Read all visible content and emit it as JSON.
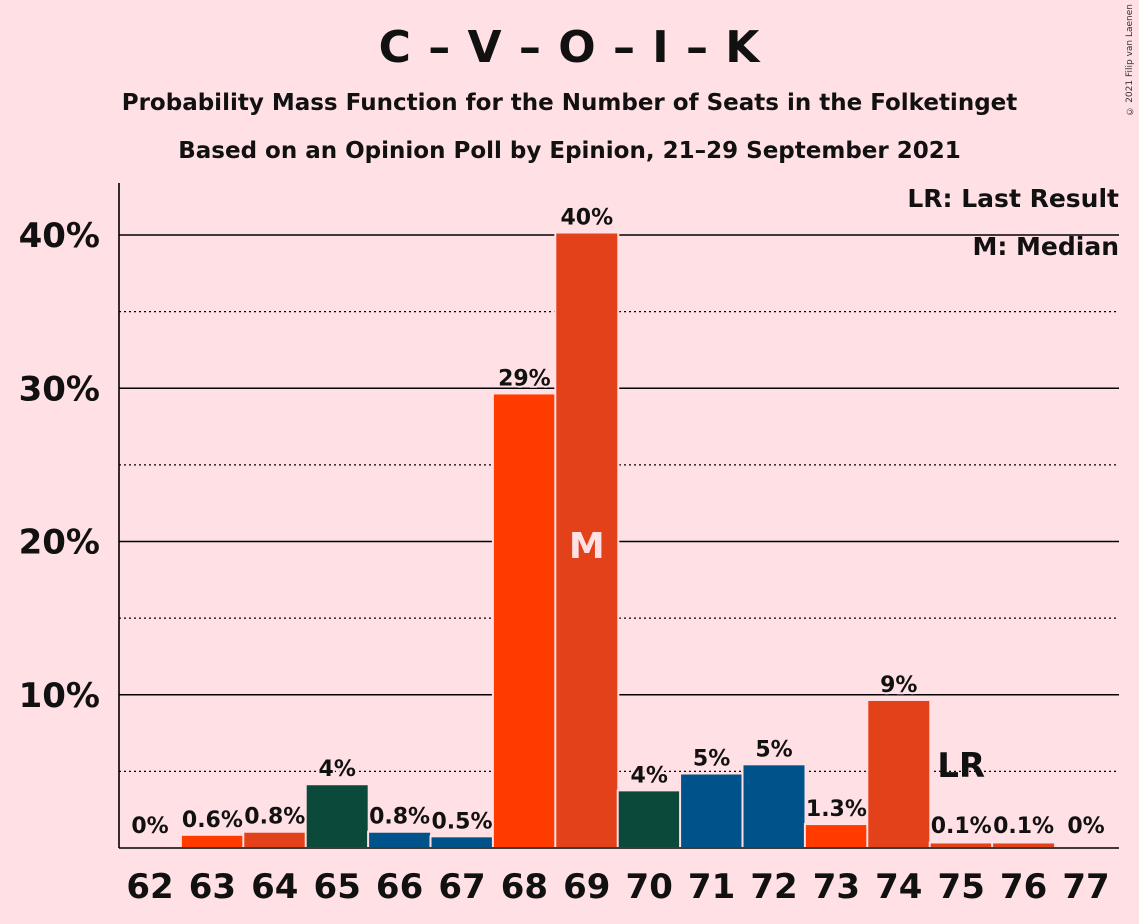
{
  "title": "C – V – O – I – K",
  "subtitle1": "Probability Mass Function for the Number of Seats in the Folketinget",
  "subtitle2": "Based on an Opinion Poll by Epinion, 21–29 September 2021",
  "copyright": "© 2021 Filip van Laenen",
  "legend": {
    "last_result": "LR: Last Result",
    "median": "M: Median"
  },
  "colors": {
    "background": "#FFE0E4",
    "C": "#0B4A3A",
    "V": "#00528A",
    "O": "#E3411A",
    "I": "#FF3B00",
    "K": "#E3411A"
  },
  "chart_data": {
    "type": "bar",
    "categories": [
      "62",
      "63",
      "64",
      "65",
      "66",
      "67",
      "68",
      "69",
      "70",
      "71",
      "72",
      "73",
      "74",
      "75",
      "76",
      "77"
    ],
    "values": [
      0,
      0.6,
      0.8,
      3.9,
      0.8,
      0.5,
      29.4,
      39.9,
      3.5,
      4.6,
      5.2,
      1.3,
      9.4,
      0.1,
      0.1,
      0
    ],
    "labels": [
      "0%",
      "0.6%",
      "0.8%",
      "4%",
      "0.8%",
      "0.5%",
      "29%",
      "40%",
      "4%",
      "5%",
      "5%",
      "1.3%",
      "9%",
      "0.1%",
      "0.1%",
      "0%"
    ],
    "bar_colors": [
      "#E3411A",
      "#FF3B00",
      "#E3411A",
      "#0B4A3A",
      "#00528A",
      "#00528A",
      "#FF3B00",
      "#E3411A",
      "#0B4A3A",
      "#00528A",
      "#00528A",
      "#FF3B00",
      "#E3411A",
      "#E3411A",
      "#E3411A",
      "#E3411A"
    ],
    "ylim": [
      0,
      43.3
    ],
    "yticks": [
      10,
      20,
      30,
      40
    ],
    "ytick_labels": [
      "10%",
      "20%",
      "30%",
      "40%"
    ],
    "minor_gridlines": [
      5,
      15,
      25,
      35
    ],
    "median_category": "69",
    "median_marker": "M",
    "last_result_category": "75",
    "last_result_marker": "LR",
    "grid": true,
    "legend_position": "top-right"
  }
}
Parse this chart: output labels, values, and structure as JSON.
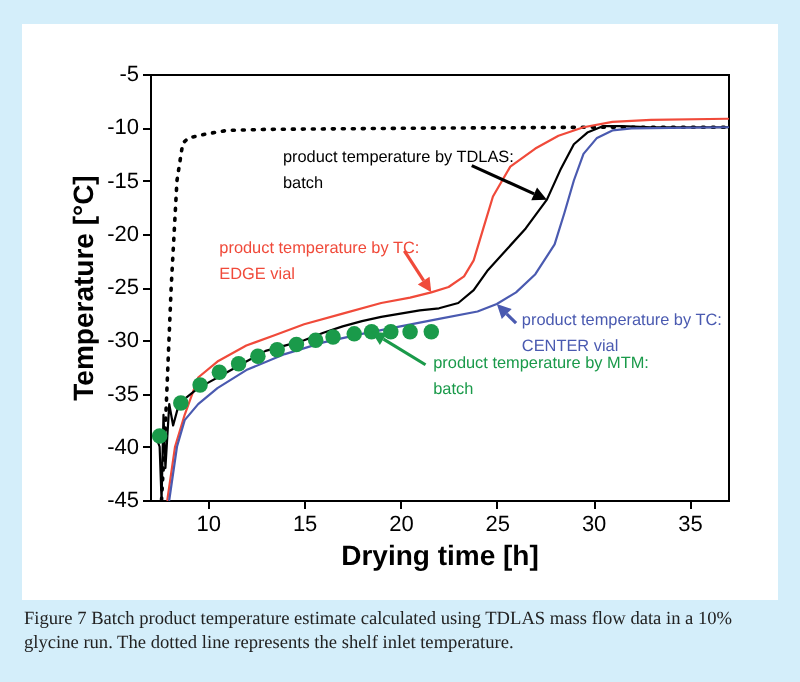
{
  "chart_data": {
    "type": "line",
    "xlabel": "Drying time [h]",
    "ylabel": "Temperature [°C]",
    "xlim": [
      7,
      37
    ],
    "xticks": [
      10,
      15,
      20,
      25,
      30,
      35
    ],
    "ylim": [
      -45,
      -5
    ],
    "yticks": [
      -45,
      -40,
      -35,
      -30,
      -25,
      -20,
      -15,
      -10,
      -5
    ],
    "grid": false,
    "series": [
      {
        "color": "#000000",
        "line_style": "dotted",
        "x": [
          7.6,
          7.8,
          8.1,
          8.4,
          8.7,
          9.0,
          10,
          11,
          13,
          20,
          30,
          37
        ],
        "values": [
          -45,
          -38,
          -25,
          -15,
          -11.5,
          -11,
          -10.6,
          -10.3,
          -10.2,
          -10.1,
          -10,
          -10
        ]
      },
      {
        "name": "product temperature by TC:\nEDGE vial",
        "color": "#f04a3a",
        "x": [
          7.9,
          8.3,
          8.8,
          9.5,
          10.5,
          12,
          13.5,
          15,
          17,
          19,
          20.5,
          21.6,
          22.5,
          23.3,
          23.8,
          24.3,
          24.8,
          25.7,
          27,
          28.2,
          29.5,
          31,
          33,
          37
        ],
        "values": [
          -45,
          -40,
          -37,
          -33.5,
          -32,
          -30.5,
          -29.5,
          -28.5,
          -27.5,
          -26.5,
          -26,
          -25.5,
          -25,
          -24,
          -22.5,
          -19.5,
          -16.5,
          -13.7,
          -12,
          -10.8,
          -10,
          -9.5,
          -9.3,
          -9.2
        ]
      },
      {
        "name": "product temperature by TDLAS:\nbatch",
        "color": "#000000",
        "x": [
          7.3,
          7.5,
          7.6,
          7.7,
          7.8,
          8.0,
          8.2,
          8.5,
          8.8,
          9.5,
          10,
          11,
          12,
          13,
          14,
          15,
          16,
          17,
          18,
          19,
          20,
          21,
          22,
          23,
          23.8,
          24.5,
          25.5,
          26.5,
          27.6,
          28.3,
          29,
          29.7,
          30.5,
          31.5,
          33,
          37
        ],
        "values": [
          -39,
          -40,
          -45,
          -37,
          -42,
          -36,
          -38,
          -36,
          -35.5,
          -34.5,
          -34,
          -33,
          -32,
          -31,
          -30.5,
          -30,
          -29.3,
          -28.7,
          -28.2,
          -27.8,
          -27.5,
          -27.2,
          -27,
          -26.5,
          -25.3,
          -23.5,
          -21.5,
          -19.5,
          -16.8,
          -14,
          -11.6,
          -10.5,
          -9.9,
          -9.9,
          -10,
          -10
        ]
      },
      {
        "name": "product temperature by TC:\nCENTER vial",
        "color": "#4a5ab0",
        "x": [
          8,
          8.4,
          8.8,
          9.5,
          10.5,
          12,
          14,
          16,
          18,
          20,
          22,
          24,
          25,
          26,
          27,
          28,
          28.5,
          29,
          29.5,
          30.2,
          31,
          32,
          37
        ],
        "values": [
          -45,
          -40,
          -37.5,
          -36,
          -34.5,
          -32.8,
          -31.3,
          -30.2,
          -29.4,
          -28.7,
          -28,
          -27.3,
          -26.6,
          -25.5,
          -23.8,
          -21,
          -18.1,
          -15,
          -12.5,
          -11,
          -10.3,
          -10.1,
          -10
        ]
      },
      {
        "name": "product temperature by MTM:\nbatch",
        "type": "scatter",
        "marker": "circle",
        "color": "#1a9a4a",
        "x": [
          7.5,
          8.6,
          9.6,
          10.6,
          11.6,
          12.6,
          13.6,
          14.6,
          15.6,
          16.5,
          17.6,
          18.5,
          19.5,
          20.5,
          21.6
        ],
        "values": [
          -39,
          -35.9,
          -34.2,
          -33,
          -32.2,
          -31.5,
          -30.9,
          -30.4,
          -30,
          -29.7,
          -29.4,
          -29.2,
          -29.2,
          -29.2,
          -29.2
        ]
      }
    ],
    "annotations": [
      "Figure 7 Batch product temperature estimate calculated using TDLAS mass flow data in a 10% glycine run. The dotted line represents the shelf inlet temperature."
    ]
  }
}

-- -- --

Given instruction = Drop the pictures and reproduce the rest of the entries above exactly.

The reply =
Read all visible content and emit it as JSON.
{
  "title": "C – V – O – I – K",
  "subtitle1": "Probability Mass Function for the Number of Seats in the Folketinget",
  "subtitle2": "Based on an Opinion Poll by Epinion, 21–29 September 2021",
  "copyright": "© 2021 Filip van Laenen",
  "legend": {
    "last_result": "LR: Last Result",
    "median": "M: Median"
  },
  "colors": {
    "background": "#FFE0E4",
    "C": "#0B4A3A",
    "V": "#00528A",
    "O": "#E3411A",
    "I": "#FF3B00",
    "K": "#E3411A"
  },
  "chart_data": {
    "type": "bar",
    "categories": [
      "62",
      "63",
      "64",
      "65",
      "66",
      "67",
      "68",
      "69",
      "70",
      "71",
      "72",
      "73",
      "74",
      "75",
      "76",
      "77"
    ],
    "values": [
      0,
      0.6,
      0.8,
      3.9,
      0.8,
      0.5,
      29.4,
      39.9,
      3.5,
      4.6,
      5.2,
      1.3,
      9.4,
      0.1,
      0.1,
      0
    ],
    "labels": [
      "0%",
      "0.6%",
      "0.8%",
      "4%",
      "0.8%",
      "0.5%",
      "29%",
      "40%",
      "4%",
      "5%",
      "5%",
      "1.3%",
      "9%",
      "0.1%",
      "0.1%",
      "0%"
    ],
    "bar_colors": [
      "#E3411A",
      "#FF3B00",
      "#E3411A",
      "#0B4A3A",
      "#00528A",
      "#00528A",
      "#FF3B00",
      "#E3411A",
      "#0B4A3A",
      "#00528A",
      "#00528A",
      "#FF3B00",
      "#E3411A",
      "#E3411A",
      "#E3411A",
      "#E3411A"
    ],
    "ylim": [
      0,
      43.3
    ],
    "yticks": [
      10,
      20,
      30,
      40
    ],
    "ytick_labels": [
      "10%",
      "20%",
      "30%",
      "40%"
    ],
    "minor_gridlines": [
      5,
      15,
      25,
      35
    ],
    "median_category": "69",
    "median_marker": "M",
    "last_result_category": "75",
    "last_result_marker": "LR",
    "grid": true,
    "legend_position": "top-right"
  }
}
Parse this chart: output labels, values, and structure as JSON.
{
  "chart_data": {
    "type": "line",
    "xlabel": "Drying time [h]",
    "ylabel": "Temperature [°C]",
    "xlim": [
      7,
      37
    ],
    "xticks": [
      10,
      15,
      20,
      25,
      30,
      35
    ],
    "ylim": [
      -45,
      -5
    ],
    "yticks": [
      -45,
      -40,
      -35,
      -30,
      -25,
      -20,
      -15,
      -10,
      -5
    ],
    "grid": false,
    "series": [
      {
        "color": "#000000",
        "line_style": "dotted",
        "x": [
          7.6,
          7.8,
          8.1,
          8.4,
          8.7,
          9.0,
          10,
          11,
          13,
          20,
          30,
          37
        ],
        "values": [
          -45,
          -38,
          -25,
          -15,
          -11.5,
          -11,
          -10.6,
          -10.3,
          -10.2,
          -10.1,
          -10,
          -10
        ]
      },
      {
        "name": "product temperature by TC:\nEDGE vial",
        "color": "#f04a3a",
        "x": [
          7.9,
          8.3,
          8.8,
          9.5,
          10.5,
          12,
          13.5,
          15,
          17,
          19,
          20.5,
          21.6,
          22.5,
          23.3,
          23.8,
          24.3,
          24.8,
          25.7,
          27,
          28.2,
          29.5,
          31,
          33,
          37
        ],
        "values": [
          -45,
          -40,
          -37,
          -33.5,
          -32,
          -30.5,
          -29.5,
          -28.5,
          -27.5,
          -26.5,
          -26,
          -25.5,
          -25,
          -24,
          -22.5,
          -19.5,
          -16.5,
          -13.7,
          -12,
          -10.8,
          -10,
          -9.5,
          -9.3,
          -9.2
        ]
      },
      {
        "name": "product temperature by TDLAS:\nbatch",
        "color": "#000000",
        "x": [
          7.3,
          7.5,
          7.6,
          7.7,
          7.8,
          8.0,
          8.2,
          8.5,
          8.8,
          9.5,
          10,
          11,
          12,
          13,
          14,
          15,
          16,
          17,
          18,
          19,
          20,
          21,
          22,
          23,
          23.8,
          24.5,
          25.5,
          26.5,
          27.6,
          28.3,
          29,
          29.7,
          30.5,
          31.5,
          33,
          37
        ],
        "values": [
          -39,
          -40,
          -45,
          -37,
          -42,
          -36,
          -38,
          -36,
          -35.5,
          -34.5,
          -34,
          -33,
          -32,
          -31,
          -30.5,
          -30,
          -29.3,
          -28.7,
          -28.2,
          -27.8,
          -27.5,
          -27.2,
          -27,
          -26.5,
          -25.3,
          -23.5,
          -21.5,
          -19.5,
          -16.8,
          -14,
          -11.6,
          -10.5,
          -9.9,
          -9.9,
          -10,
          -10
        ]
      },
      {
        "name": "product temperature by TC:\nCENTER vial",
        "color": "#4a5ab0",
        "x": [
          8,
          8.4,
          8.8,
          9.5,
          10.5,
          12,
          14,
          16,
          18,
          20,
          22,
          24,
          25,
          26,
          27,
          28,
          28.5,
          29,
          29.5,
          30.2,
          31,
          32,
          37
        ],
        "values": [
          -45,
          -40,
          -37.5,
          -36,
          -34.5,
          -32.8,
          -31.3,
          -30.2,
          -29.4,
          -28.7,
          -28,
          -27.3,
          -26.6,
          -25.5,
          -23.8,
          -21,
          -18.1,
          -15,
          -12.5,
          -11,
          -10.3,
          -10.1,
          -10
        ]
      },
      {
        "name": "product temperature by MTM:\nbatch",
        "type": "scatter",
        "marker": "circle",
        "color": "#1a9a4a",
        "x": [
          7.5,
          8.6,
          9.6,
          10.6,
          11.6,
          12.6,
          13.6,
          14.6,
          15.6,
          16.5,
          17.6,
          18.5,
          19.5,
          20.5,
          21.6
        ],
        "values": [
          -39,
          -35.9,
          -34.2,
          -33,
          -32.2,
          -31.5,
          -30.9,
          -30.4,
          -30,
          -29.7,
          -29.4,
          -29.2,
          -29.2,
          -29.2,
          -29.2
        ]
      }
    ],
    "annotations": [
      "Figure 7 Batch product temperature estimate calculated using TDLAS mass flow data in a 10% glycine run. The dotted line represents the shelf inlet temperature."
    ]
  }
}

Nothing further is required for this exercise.